→ **Task description**
Reproduce the entire listing word for word.

===

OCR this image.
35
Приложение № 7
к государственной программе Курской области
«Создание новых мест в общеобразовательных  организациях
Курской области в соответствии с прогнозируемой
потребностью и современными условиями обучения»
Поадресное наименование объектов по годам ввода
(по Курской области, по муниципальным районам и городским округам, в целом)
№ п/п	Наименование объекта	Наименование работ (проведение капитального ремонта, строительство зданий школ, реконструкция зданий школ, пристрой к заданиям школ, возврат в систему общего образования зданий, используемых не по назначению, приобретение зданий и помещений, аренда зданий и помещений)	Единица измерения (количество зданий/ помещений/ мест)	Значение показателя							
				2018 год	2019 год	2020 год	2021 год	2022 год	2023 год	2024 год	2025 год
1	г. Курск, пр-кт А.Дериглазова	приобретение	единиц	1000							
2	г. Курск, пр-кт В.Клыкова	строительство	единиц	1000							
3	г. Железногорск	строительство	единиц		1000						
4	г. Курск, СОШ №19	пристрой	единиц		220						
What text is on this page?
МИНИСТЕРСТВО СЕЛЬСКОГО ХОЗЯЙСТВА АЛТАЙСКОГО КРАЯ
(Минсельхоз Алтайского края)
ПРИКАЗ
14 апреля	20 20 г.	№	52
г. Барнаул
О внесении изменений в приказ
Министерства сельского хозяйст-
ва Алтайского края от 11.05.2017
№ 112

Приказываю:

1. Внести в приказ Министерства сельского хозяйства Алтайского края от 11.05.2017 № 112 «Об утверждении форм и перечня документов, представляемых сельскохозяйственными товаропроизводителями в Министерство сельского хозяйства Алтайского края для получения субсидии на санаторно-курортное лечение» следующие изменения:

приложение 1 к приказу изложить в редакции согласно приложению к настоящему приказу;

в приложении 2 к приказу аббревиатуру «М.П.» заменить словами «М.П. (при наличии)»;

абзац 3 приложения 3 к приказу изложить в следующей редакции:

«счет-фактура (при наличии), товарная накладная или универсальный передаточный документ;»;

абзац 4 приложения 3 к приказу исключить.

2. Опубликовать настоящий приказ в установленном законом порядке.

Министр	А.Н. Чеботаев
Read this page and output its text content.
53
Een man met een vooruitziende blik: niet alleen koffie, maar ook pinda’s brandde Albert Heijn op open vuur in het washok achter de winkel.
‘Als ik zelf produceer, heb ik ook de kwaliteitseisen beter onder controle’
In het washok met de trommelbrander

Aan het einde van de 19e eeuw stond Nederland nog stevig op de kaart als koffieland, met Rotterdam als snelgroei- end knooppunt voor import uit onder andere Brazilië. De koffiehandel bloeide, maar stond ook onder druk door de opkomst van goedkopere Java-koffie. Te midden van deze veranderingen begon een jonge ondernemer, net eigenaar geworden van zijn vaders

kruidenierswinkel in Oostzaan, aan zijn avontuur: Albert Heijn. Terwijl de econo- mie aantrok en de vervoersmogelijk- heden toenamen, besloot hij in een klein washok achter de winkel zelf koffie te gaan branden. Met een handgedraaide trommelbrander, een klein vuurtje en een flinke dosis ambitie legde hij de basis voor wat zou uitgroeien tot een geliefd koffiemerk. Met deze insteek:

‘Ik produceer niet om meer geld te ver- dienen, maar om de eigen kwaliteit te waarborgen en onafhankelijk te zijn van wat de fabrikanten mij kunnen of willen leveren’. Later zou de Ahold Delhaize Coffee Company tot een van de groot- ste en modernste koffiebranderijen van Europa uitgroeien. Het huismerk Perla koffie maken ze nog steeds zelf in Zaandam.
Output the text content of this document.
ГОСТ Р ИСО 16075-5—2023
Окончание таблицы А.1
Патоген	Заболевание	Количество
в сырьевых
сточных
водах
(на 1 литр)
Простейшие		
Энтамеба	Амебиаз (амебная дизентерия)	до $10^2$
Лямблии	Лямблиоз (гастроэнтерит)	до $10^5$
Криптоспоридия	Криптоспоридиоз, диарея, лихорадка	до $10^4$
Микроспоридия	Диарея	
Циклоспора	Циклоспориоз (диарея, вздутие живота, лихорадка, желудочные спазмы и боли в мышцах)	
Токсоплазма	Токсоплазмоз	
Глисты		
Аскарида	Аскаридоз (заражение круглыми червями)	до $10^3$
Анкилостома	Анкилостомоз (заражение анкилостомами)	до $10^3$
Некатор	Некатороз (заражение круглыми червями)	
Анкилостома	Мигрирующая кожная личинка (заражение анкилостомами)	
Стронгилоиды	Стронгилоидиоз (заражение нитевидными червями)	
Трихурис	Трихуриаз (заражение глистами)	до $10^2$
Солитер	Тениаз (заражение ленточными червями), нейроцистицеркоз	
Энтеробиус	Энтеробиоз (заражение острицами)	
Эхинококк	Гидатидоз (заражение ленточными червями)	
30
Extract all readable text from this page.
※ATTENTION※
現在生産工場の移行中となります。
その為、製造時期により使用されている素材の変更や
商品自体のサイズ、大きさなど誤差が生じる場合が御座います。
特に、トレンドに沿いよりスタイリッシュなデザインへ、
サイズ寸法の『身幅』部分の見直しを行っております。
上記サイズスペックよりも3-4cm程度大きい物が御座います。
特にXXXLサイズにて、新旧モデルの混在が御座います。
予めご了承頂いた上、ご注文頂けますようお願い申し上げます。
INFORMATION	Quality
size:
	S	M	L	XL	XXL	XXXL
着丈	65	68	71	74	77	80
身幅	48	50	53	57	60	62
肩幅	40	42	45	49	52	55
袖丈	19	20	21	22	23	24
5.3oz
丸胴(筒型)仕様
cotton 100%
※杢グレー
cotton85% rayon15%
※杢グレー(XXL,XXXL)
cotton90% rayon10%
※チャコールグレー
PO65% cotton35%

===

→ **Result**
OCR this image.
35
Приложение № 7
к государственной программе Курской области
«Создание новых мест в общеобразовательных  организациях
Курской области в соответствии с прогнозируемой
потребностью и современными условиями обучения»
Поадресное наименование объектов по годам ввода
(по Курской области, по муниципальным районам и городским округам, в целом)
№ п/п	Наименование объекта	Наименование работ (проведение капитального ремонта, строительство зданий школ, реконструкция зданий школ, пристрой к заданиям школ, возврат в систему общего образования зданий, используемых не по назначению, приобретение зданий и помещений, аренда зданий и помещений)	Единица измерения (количество зданий/ помещений/ мест)	Значение показателя							
				2018 год	2019 год	2020 год	2021 год	2022 год	2023 год	2024 год	2025 год
1	г. Курск, пр-кт А.Дериглазова	приобретение	единиц	1000							
2	г. Курск, пр-кт В.Клыкова	строительство	единиц	1000							
3	г. Железногорск	строительство	единиц		1000						
4	г. Курск, СОШ №19	пристрой	единиц		220						
What text is on this page?
МИНИСТЕРСТВО СЕЛЬСКОГО ХОЗЯЙСТВА АЛТАЙСКОГО КРАЯ
(Минсельхоз Алтайского края)
ПРИКАЗ
14 апреля	20 20 г.	№	52
г. Барнаул
О внесении изменений в приказ
Министерства сельского хозяйст-
ва Алтайского края от 11.05.2017
№ 112

Приказываю:

1. Внести в приказ Министерства сельского хозяйства Алтайского края от 11.05.2017 № 112 «Об утверждении форм и перечня документов, представляемых сельскохозяйственными товаропроизводителями в Министерство сельского хозяйства Алтайского края для получения субсидии на санаторно-курортное лечение» следующие изменения:

приложение 1 к приказу изложить в редакции согласно приложению к настоящему приказу;

в приложении 2 к приказу аббревиатуру «М.П.» заменить словами «М.П. (при наличии)»;

абзац 3 приложения 3 к приказу изложить в следующей редакции:

«счет-фактура (при наличии), товарная накладная или универсальный передаточный документ;»;

абзац 4 приложения 3 к приказу исключить.

2. Опубликовать настоящий приказ в установленном законом порядке.

Министр	А.Н. Чеботаев
Read this page and output its text content.
53
Een man met een vooruitziende blik: niet alleen koffie, maar ook pinda’s brandde Albert Heijn op open vuur in het washok achter de winkel.
‘Als ik zelf produceer, heb ik ook de kwaliteitseisen beter onder controle’
In het washok met de trommelbrander

Aan het einde van de 19e eeuw stond Nederland nog stevig op de kaart als koffieland, met Rotterdam als snelgroei- end knooppunt voor import uit onder andere Brazilië. De koffiehandel bloeide, maar stond ook onder druk door de opkomst van goedkopere Java-koffie. Te midden van deze veranderingen begon een jonge ondernemer, net eigenaar geworden van zijn vaders

kruidenierswinkel in Oostzaan, aan zijn avontuur: Albert Heijn. Terwijl de econo- mie aantrok en de vervoersmogelijk- heden toenamen, besloot hij in een klein washok achter de winkel zelf koffie te gaan branden. Met een handgedraaide trommelbrander, een klein vuurtje en een flinke dosis ambitie legde hij de basis voor wat zou uitgroeien tot een geliefd koffiemerk. Met deze insteek:

‘Ik produceer niet om meer geld te ver- dienen, maar om de eigen kwaliteit te waarborgen en onafhankelijk te zijn van wat de fabrikanten mij kunnen of willen leveren’. Later zou de Ahold Delhaize Coffee Company tot een van de groot- ste en modernste koffiebranderijen van Europa uitgroeien. Het huismerk Perla koffie maken ze nog steeds zelf in Zaandam.
Output the text content of this document.
ГОСТ Р ИСО 16075-5—2023
Окончание таблицы А.1
Патоген	Заболевание	Количество
в сырьевых
сточных
водах
(на 1 литр)
Простейшие		
Энтамеба	Амебиаз (амебная дизентерия)	до $10^2$
Лямблии	Лямблиоз (гастроэнтерит)	до $10^5$
Криптоспоридия	Криптоспоридиоз, диарея, лихорадка	до $10^4$
Микроспоридия	Диарея	
Циклоспора	Циклоспориоз (диарея, вздутие живота, лихорадка, желудочные спазмы и боли в мышцах)	
Токсоплазма	Токсоплазмоз	
Глисты		
Аскарида	Аскаридоз (заражение круглыми червями)	до $10^3$
Анкилостома	Анкилостомоз (заражение анкилостомами)	до $10^3$
Некатор	Некатороз (заражение круглыми червями)	
Анкилостома	Мигрирующая кожная личинка (заражение анкилостомами)	
Стронгилоиды	Стронгилоидиоз (заражение нитевидными червями)	
Трихурис	Трихуриаз (заражение глистами)	до $10^2$
Солитер	Тениаз (заражение ленточными червями), нейроцистицеркоз	
Энтеробиус	Энтеробиоз (заражение острицами)	
Эхинококк	Гидатидоз (заражение ленточными червями)	
30
Extract all readable text from this page.
※ATTENTION※
現在生産工場の移行中となります。
その為、製造時期により使用されている素材の変更や
商品自体のサイズ、大きさなど誤差が生じる場合が御座います。
特に、トレンドに沿いよりスタイリッシュなデザインへ、
サイズ寸法の『身幅』部分の見直しを行っております。
上記サイズスペックよりも3-4cm程度大きい物が御座います。
特にXXXLサイズにて、新旧モデルの混在が御座います。
予めご了承頂いた上、ご注文頂けますようお願い申し上げます。
INFORMATION	Quality
size:
	S	M	L	XL	XXL	XXXL
着丈	65	68	71	74	77	80
身幅	48	50	53	57	60	62
肩幅	40	42	45	49	52	55
袖丈	19	20	21	22	23	24
5.3oz
丸胴(筒型)仕様
cotton 100%
※杢グレー
cotton85% rayon15%
※杢グレー(XXL,XXXL)
cotton90% rayon10%
※チャコールグレー
PO65% cotton35%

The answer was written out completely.